Stored items:
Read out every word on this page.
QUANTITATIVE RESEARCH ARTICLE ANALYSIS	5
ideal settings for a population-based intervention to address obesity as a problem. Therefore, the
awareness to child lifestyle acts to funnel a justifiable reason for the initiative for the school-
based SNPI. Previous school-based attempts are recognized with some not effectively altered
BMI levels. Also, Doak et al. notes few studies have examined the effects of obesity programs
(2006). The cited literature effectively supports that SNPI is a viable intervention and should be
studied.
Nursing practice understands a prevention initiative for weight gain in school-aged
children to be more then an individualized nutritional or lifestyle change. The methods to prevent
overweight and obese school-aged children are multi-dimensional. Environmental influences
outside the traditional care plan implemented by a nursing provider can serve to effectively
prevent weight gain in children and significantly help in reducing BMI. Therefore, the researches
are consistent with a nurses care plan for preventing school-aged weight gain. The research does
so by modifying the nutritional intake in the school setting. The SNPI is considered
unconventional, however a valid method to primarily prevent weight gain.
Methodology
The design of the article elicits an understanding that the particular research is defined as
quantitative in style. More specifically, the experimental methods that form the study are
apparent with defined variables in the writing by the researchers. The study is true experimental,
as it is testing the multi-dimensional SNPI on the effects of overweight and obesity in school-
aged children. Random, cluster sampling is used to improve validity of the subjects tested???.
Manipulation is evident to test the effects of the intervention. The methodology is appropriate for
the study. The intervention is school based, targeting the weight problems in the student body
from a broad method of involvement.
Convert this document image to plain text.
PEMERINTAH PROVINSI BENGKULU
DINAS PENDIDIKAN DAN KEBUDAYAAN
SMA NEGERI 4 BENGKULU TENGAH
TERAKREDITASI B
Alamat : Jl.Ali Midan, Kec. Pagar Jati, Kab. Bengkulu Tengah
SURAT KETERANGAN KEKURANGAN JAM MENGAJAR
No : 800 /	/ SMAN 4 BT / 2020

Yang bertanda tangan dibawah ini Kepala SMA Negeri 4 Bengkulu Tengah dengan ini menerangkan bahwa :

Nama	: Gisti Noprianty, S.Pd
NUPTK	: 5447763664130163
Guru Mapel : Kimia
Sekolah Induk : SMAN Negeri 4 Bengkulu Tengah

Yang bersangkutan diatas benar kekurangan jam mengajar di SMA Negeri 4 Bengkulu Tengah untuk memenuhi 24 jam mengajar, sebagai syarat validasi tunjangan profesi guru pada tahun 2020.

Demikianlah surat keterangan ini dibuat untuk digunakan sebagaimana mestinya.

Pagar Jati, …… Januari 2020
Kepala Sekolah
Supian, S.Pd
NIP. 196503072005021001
...
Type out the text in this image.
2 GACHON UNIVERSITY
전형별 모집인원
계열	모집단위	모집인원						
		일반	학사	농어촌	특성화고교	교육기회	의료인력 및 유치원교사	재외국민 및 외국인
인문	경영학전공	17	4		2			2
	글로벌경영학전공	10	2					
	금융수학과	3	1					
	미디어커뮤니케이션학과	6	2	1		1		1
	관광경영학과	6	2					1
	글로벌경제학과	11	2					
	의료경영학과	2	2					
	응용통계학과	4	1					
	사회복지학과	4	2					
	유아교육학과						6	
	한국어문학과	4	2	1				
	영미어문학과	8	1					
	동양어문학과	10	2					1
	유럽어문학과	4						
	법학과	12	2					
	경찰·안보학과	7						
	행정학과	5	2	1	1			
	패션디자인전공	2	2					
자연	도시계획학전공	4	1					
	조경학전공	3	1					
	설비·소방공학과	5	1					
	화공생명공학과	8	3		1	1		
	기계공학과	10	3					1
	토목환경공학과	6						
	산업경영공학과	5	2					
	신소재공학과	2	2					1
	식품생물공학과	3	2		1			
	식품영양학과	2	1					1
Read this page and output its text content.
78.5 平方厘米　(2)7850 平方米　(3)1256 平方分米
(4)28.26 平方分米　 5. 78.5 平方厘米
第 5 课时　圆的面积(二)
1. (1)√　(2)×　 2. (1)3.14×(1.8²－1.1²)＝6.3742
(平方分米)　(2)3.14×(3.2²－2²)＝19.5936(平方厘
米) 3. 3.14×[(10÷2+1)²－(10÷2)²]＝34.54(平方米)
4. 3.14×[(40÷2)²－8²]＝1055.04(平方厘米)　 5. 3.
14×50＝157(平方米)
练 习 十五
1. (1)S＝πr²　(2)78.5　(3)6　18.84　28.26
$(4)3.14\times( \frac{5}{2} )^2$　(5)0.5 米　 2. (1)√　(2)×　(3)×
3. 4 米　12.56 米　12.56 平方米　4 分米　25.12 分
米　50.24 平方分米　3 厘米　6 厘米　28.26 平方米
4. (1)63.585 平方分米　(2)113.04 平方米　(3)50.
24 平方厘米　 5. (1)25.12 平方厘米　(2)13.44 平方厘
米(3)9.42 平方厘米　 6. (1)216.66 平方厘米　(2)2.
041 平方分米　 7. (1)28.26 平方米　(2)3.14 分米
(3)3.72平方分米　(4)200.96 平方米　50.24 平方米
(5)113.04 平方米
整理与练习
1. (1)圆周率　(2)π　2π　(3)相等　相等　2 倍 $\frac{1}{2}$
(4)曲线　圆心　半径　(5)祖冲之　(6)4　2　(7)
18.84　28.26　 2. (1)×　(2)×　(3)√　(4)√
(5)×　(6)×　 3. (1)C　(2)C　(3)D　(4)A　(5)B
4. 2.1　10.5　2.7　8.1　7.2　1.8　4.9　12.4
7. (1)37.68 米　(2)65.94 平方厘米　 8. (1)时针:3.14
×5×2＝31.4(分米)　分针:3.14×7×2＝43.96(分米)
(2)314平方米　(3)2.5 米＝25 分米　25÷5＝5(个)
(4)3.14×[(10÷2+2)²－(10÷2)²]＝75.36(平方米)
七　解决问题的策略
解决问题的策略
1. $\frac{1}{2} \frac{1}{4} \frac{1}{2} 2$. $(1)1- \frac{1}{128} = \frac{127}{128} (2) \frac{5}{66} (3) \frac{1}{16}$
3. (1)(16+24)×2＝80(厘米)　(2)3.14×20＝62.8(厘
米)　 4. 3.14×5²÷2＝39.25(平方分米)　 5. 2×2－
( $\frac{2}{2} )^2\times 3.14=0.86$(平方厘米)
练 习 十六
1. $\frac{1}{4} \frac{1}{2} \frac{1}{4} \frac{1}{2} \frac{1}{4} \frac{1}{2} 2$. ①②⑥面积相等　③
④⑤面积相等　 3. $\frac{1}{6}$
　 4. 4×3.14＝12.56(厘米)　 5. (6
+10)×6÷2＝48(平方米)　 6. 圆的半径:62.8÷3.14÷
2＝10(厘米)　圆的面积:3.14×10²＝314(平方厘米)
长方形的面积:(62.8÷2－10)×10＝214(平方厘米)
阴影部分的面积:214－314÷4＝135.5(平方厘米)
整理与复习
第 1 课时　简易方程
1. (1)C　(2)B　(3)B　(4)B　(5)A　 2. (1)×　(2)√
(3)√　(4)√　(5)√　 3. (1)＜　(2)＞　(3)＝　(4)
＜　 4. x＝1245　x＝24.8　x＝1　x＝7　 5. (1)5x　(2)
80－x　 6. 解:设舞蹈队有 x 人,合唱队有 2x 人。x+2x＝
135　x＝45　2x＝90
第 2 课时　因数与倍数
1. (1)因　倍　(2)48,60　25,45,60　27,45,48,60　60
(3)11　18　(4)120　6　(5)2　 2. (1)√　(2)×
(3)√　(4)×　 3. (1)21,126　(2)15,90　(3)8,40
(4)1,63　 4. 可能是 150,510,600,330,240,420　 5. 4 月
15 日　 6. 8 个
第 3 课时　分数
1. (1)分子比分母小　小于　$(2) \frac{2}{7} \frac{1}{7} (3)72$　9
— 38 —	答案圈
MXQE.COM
* * *
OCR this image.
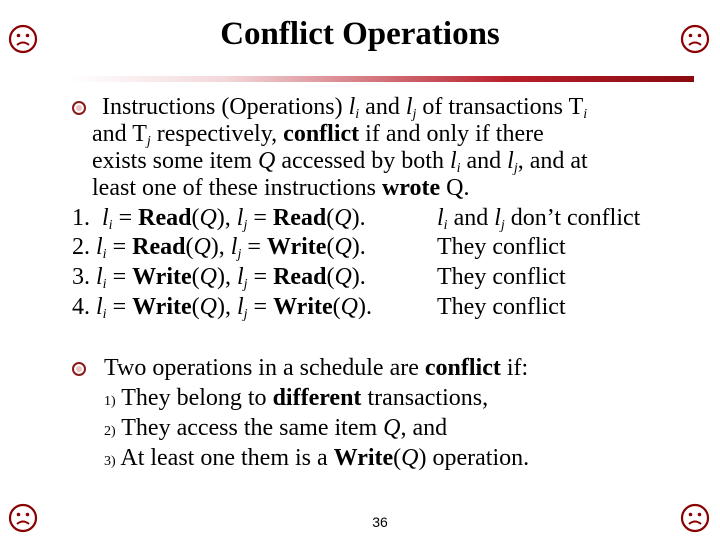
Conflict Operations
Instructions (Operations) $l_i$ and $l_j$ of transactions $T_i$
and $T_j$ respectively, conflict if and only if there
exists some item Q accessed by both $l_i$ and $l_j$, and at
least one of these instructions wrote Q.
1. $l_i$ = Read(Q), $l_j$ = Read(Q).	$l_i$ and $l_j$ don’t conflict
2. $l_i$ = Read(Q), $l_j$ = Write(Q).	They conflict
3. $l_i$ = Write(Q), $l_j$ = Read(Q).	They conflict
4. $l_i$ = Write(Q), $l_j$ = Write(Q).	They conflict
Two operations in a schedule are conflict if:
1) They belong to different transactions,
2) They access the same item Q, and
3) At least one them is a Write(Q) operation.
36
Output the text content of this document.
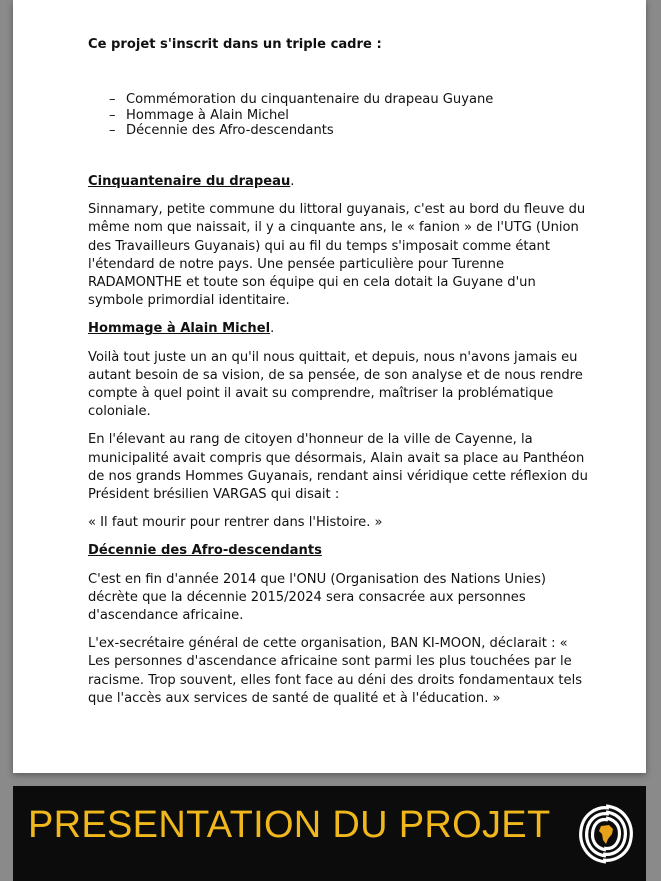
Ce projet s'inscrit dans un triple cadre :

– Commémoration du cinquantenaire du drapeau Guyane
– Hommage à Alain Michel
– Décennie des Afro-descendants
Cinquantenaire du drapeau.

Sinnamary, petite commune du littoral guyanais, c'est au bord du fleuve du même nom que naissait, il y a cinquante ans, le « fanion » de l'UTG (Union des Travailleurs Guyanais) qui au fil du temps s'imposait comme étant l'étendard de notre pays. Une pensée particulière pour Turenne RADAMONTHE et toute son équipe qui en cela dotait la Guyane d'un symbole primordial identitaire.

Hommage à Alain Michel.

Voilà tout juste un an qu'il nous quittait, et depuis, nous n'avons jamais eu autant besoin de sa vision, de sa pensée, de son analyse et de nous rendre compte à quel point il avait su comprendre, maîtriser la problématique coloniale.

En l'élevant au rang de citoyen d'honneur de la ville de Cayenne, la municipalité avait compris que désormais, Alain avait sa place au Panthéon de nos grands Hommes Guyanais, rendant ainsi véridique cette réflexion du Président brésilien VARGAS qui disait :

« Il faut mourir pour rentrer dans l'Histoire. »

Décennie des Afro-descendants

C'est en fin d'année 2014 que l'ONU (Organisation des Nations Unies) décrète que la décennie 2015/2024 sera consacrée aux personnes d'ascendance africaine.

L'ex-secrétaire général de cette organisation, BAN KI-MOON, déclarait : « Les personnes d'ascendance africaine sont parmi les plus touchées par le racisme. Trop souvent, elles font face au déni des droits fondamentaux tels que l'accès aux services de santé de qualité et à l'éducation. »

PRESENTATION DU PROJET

_EXERCISE DETAILS_.
Filter the listing above by the word "text"; copy each line that passes.

_FULL OUTPUT_.
Convert this document image to plain text.
Type out the text in this image.
Read this page and output its text content.
Output the text content of this document.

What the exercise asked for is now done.